The exercise: Repeat the listing word for word. No pictures belong in the copy.

Provided data:
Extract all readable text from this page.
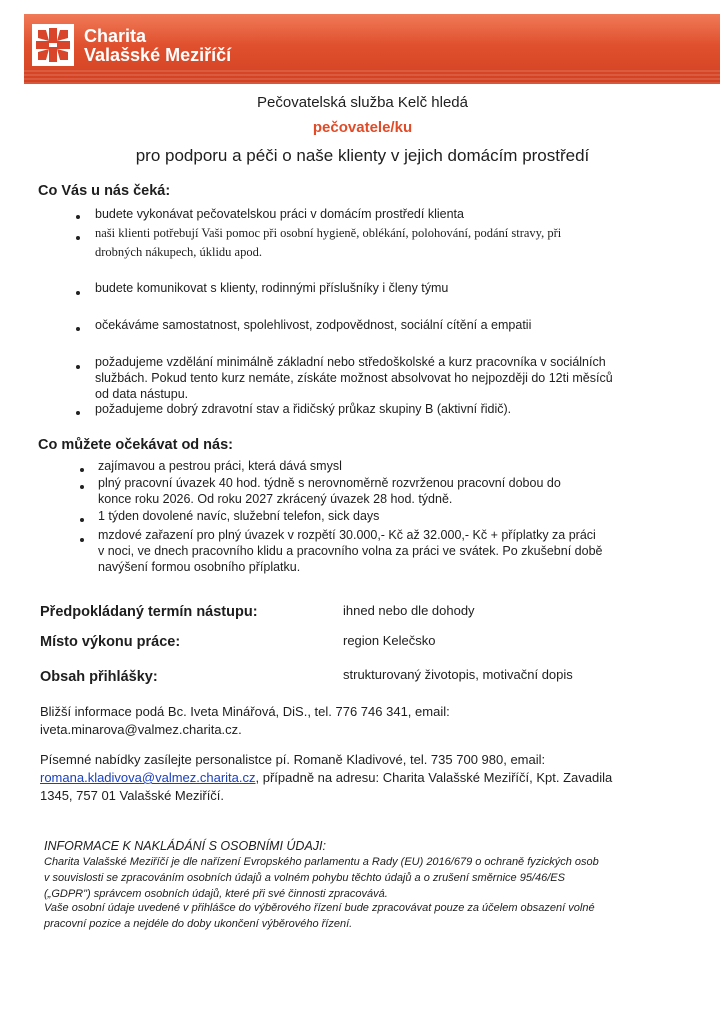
Charita
Valašské Meziříčí
Pečovatelská služba Kelč hledá
pečovatele/ku
pro podporu a péči o naše klienty v jejich domácím prostředí
Co Vás u nás čeká:
budete vykonávat pečovatelskou práci v domácím prostředí klienta
naši klienti potřebují Vaši pomoc při osobní hygieně, oblékání, polohování, podání stravy, při
drobných nákupech, úklidu apod.
budete komunikovat s klienty, rodinnými příslušníky i členy týmu
očekáváme samostatnost, spolehlivost, zodpovědnost, sociální cítění a empatii
požadujeme vzdělání minimálně základní nebo středoškolské a kurz pracovníka v sociálních
službách. Pokud tento kurz nemáte, získáte možnost absolvovat ho nejpozději do 12ti měsíců
od data nástupu.
požadujeme dobrý zdravotní stav a řidičský průkaz skupiny B (aktivní řidič).
Co můžete očekávat od nás:
zajímavou a pestrou práci, která dává smysl
plný pracovní úvazek 40 hod. týdně s nerovnoměrně rozvrženou pracovní dobou do
konce roku 2026. Od roku 2027 zkrácený úvazek 28 hod. týdně.
1 týden dovolené navíc, služební telefon, sick days
mzdové zařazení pro plný úvazek v rozpětí 30.000,- Kč až 32.000,- Kč + příplatky za práci
v noci, ve dnech pracovního klidu a pracovního volna za práci ve svátek. Po zkušební době
navýšení formou osobního příplatku.
Předpokládaný termín nástupu:	ihned nebo dle dohody
Místo výkonu práce:	region Kelečsko
Obsah přihlášky:	strukturovaný životopis, motivační dopis
Bližší informace podá Bc. Iveta Minářová, DiS., tel. 776 746 341, email:
iveta.minarova@valmez.charita.cz.
Písemné nabídky zasílejte personalistce pí. Romaně Kladivové, tel. 735 700 980, email:
romana.kladivova@valmez.charita.cz, případně na adresu: Charita Valašské Meziříčí, Kpt. Zavadila
1345, 757 01 Valašské Meziříčí.
INFORMACE K NAKLÁDÁNÍ S OSOBNÍMI ÚDAJI:
Charita Valašské Meziříčí je dle nařízení Evropského parlamentu a Rady (EU) 2016/679 o ochraně fyzických osob
v souvislosti se zpracováním osobních údajů a volném pohybu těchto údajů a o zrušení směrnice 95/46/ES
(„GDPR") správcem osobních údajů, které při své činnosti zpracovává.
Vaše osobní údaje uvedené v přihlášce do výběrového řízení bude zpracovávat pouze za účelem obsazení volné
pracovní pozice a nejdéle do doby ukončení výběrového řízení.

Written response:
Extract all readable text from this page.
Charita
Valašské Meziříčí
Pečovatelská služba Kelč hledá
pečovatele/ku
pro podporu a péči o naše klienty v jejich domácím prostředí
Co Vás u nás čeká:
budete vykonávat pečovatelskou práci v domácím prostředí klienta
naši klienti potřebují Vaši pomoc při osobní hygieně, oblékání, polohování, podání stravy, při
drobných nákupech, úklidu apod.
budete komunikovat s klienty, rodinnými příslušníky i členy týmu
očekáváme samostatnost, spolehlivost, zodpovědnost, sociální cítění a empatii
požadujeme vzdělání minimálně základní nebo středoškolské a kurz pracovníka v sociálních
službách. Pokud tento kurz nemáte, získáte možnost absolvovat ho nejpozději do 12ti měsíců
od data nástupu.
požadujeme dobrý zdravotní stav a řidičský průkaz skupiny B (aktivní řidič).
Co můžete očekávat od nás:
zajímavou a pestrou práci, která dává smysl
plný pracovní úvazek 40 hod. týdně s nerovnoměrně rozvrženou pracovní dobou do
konce roku 2026. Od roku 2027 zkrácený úvazek 28 hod. týdně.
1 týden dovolené navíc, služební telefon, sick days
mzdové zařazení pro plný úvazek v rozpětí 30.000,- Kč až 32.000,- Kč + příplatky za práci
v noci, ve dnech pracovního klidu a pracovního volna za práci ve svátek. Po zkušební době
navýšení formou osobního příplatku.
Předpokládaný termín nástupu:	ihned nebo dle dohody
Místo výkonu práce:	region Kelečsko
Obsah přihlášky:	strukturovaný životopis, motivační dopis
Bližší informace podá Bc. Iveta Minářová, DiS., tel. 776 746 341, email:
iveta.minarova@valmez.charita.cz.
Písemné nabídky zasílejte personalistce pí. Romaně Kladivové, tel. 735 700 980, email:
romana.kladivova@valmez.charita.cz, případně na adresu: Charita Valašské Meziříčí, Kpt. Zavadila
1345, 757 01 Valašské Meziříčí.
INFORMACE K NAKLÁDÁNÍ S OSOBNÍMI ÚDAJI:
Charita Valašské Meziříčí je dle nařízení Evropského parlamentu a Rady (EU) 2016/679 o ochraně fyzických osob
v souvislosti se zpracováním osobních údajů a volném pohybu těchto údajů a o zrušení směrnice 95/46/ES
(„GDPR") správcem osobních údajů, které při své činnosti zpracovává.
Vaše osobní údaje uvedené v přihlášce do výběrového řízení bude zpracovávat pouze za účelem obsazení volné
pracovní pozice a nejdéle do doby ukončení výběrového řízení.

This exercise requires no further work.